(Dataset content):
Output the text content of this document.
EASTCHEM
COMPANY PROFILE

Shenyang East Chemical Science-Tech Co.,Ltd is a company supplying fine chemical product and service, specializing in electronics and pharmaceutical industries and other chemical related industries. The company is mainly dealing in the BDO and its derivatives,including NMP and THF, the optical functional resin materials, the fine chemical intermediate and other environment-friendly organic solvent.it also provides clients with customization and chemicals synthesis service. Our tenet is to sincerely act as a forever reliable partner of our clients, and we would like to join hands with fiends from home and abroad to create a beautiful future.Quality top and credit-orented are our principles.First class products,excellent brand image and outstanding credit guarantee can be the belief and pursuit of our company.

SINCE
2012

(Work instructions): Copy each line of the data above without altering a single character.

(Solution to the exercise):
Output the text content of this document.
EASTCHEM
COMPANY PROFILE

Shenyang East Chemical Science-Tech Co.,Ltd is a company supplying fine chemical product and service, specializing in electronics and pharmaceutical industries and other chemical related industries. The company is mainly dealing in the BDO and its derivatives,including NMP and THF, the optical functional resin materials, the fine chemical intermediate and other environment-friendly organic solvent.it also provides clients with customization and chemicals synthesis service. Our tenet is to sincerely act as a forever reliable partner of our clients, and we would like to join hands with fiends from home and abroad to create a beautiful future.Quality top and credit-orented are our principles.First class products,excellent brand image and outstanding credit guarantee can be the belief and pursuit of our company.

SINCE
2012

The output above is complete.